EXERCISE REQUIREMENTS: Omit all pictures and give the records below again exactly as written.

PROVIDED DATA:
※
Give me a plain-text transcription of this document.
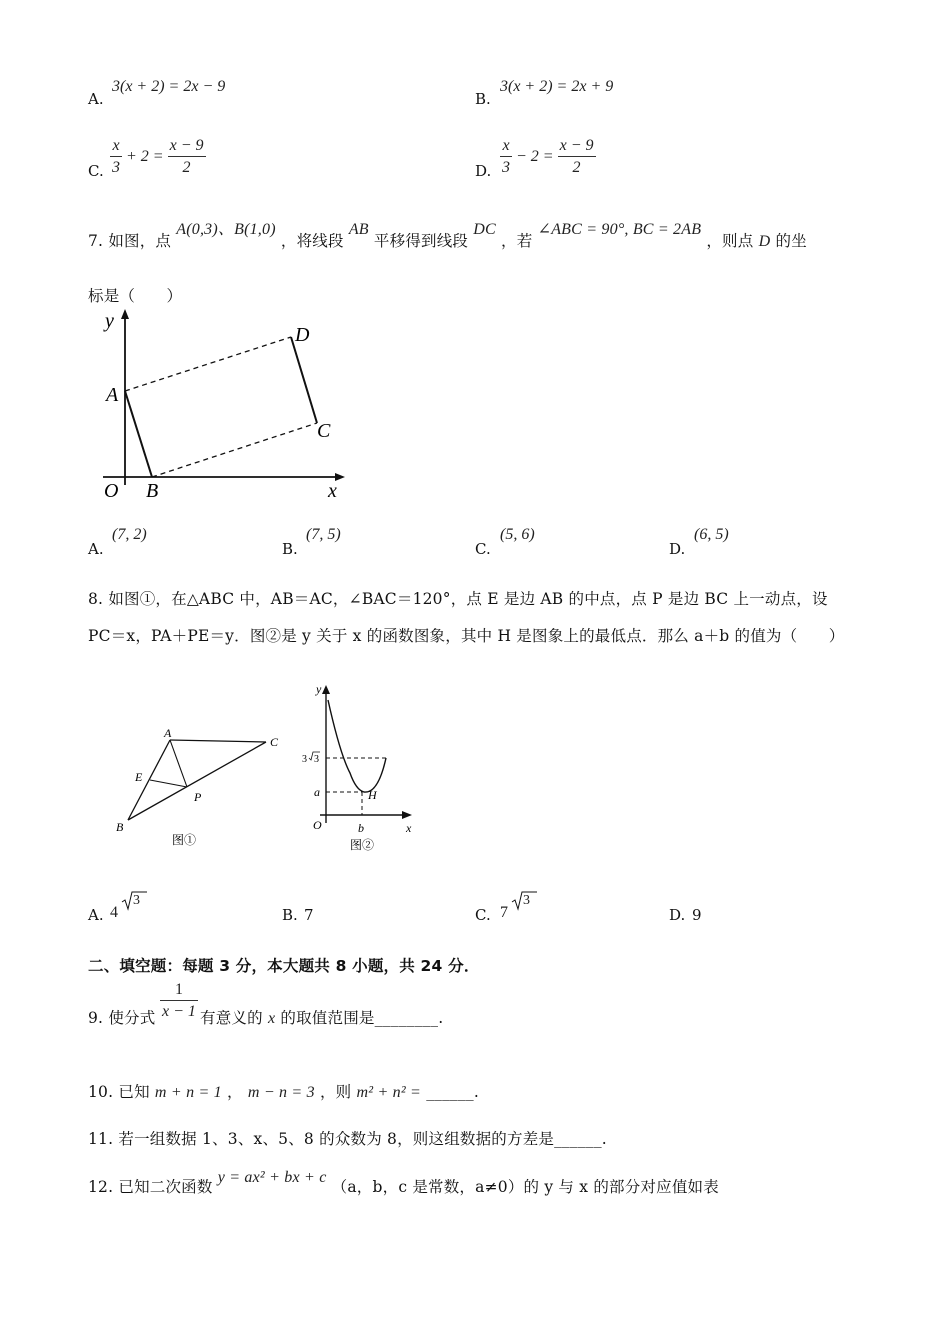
A.
3(x + 2) = 2x − 9
B.
3(x + 2) = 2x + 9
C. $\frac{x}{3} + 2 = \frac{x - 9}{2}$	D. $\frac{x}{3} - 2 = \frac{x - 9}{2}$
7. 如图，点 A(0,3)、B(1,0) ，将线段 AB 平移得到线段 DC ，若 ∠ABC = 90°, BC = 2AB ，则点 D 的坐
标是（　　）
y
x
O
A
B
D
C
A.
(7, 2)
B.
(7, 5)
C.
(5, 6)
D.
(6, 5)
8. 如图①，在△ABC 中，AB＝AC，∠BAC＝120°，点 E 是边 AB 的中点，点 P 是边 BC 上一动点，设
PC＝x，PA＋PE＝y．图②是 y 关于 x 的函数图象，其中 H 是图象上的最低点．那么 a＋b 的值为（　　）
A
B
C
E
P
图①
y
x
O
3 3
a
b
H
图②
A. 4
3
B. 7	C. 7
3
D. 9
二、填空题：每题 3 分，本大题共 8 小题，共 24 分．
9. 使分式 $\frac{1}{x - 1}$ 有意义的 x 的取值范围是________.
10. 已知 m + n = 1 ， m − n = 3 ，则 m² + n² = ______.
11. 若一组数据 1、3、x、5、8 的众数为 8，则这组数据的方差是______.
12. 已知二次函数 y = ax² + bx + c （a，b，c 是常数，a≠0）的 y 与 x 的部分对应值如表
※
OUTPUT FOR THIS TASK:
Give me a plain-text transcription of this document.
A.
3(x + 2) = 2x − 9
B.
3(x + 2) = 2x + 9
C. $\frac{x}{3} + 2 = \frac{x - 9}{2}$	D. $\frac{x}{3} - 2 = \frac{x - 9}{2}$
7. 如图，点 A(0,3)、B(1,0) ，将线段 AB 平移得到线段 DC ，若 ∠ABC = 90°, BC = 2AB ，则点 D 的坐
标是（　　）
y
x
O
A
B
D
C
A.
(7, 2)
B.
(7, 5)
C.
(5, 6)
D.
(6, 5)
8. 如图①，在△ABC 中，AB＝AC，∠BAC＝120°，点 E 是边 AB 的中点，点 P 是边 BC 上一动点，设
PC＝x，PA＋PE＝y．图②是 y 关于 x 的函数图象，其中 H 是图象上的最低点．那么 a＋b 的值为（　　）
A
B
C
E
P
图①
y
x
O
3 3
a
b
H
图②
A. 4
3
B. 7	C. 7
3
D. 9
二、填空题：每题 3 分，本大题共 8 小题，共 24 分．
9. 使分式 $\frac{1}{x - 1}$ 有意义的 x 的取值范围是________.
10. 已知 m + n = 1 ， m − n = 3 ，则 m² + n² = ______.
11. 若一组数据 1、3、x、5、8 的众数为 8，则这组数据的方差是______.
12. 已知二次函数 y = ax² + bx + c （a，b，c 是常数，a≠0）的 y 与 x 的部分对应值如表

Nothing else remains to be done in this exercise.